● **Goal**
In the entries below, select every line containing the string "elements", and copy each one out. Treat case as significant.

● **Layout records**
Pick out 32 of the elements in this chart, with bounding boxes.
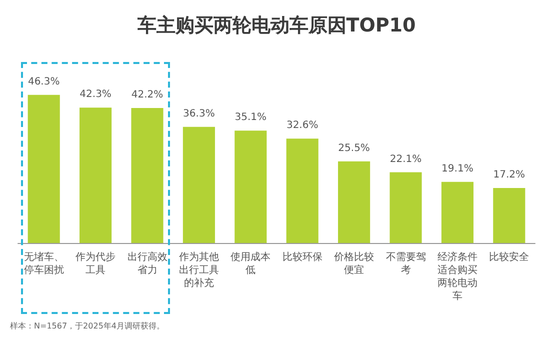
data-label: 17.2%	[493, 169, 526, 180]
bar	[390, 172, 422, 243]
bar	[182, 126, 215, 243]
data-label: 22.1%	[390, 154, 422, 165]
data-label: 35.1%	[234, 112, 267, 124]
bar	[441, 182, 474, 243]
x-tick-label: 比较环保	[282, 251, 322, 263]
x-tick-label: 使用成本低	[230, 251, 271, 276]
bar	[338, 161, 370, 243]
chart-title: 车主购买两轮电动车原因TOP10	[136, 14, 416, 36]
x-tick-label: 作为代步工具	[74, 251, 116, 276]
bar	[493, 188, 526, 243]
data-label: 36.3%	[183, 108, 215, 120]
bar	[28, 94, 60, 243]
x-tick-label: 比较安全	[489, 251, 530, 263]
text: 样本：N=1567，于2025年4月调研获得。	[10, 322, 164, 330]
bar	[286, 138, 318, 243]
data-label: 42.3%	[80, 89, 112, 100]
x-tick-label: 无堵车、停车困扰	[24, 251, 64, 276]
bar	[80, 108, 112, 243]
x-tick-label: 作为其他出行工具的补充	[178, 251, 219, 289]
data-label: 46.3%	[28, 76, 60, 88]
bar	[234, 130, 267, 243]
bar	[131, 108, 164, 243]
data-label: 19.1%	[442, 163, 474, 174]
x-tick-label: 经济条件适合购买两轮电动车	[437, 251, 478, 302]
x-tick-label: 出行高效省力	[127, 251, 168, 276]
data-label: 25.5%	[338, 142, 370, 154]
data-label: 32.6%	[286, 120, 318, 132]
data-label: 42.2%	[131, 89, 164, 100]
x-tick-label: 价格比较便宜	[333, 251, 374, 276]
x-tick-label: 不需要驾考	[386, 252, 426, 276]
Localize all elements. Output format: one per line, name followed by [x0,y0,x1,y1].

● **Full solution**
Pick out 32 of the elements in this chart, with bounding boxes.
Localize all elements. Output format: one per line, name followed by [x0,y0,x1,y1].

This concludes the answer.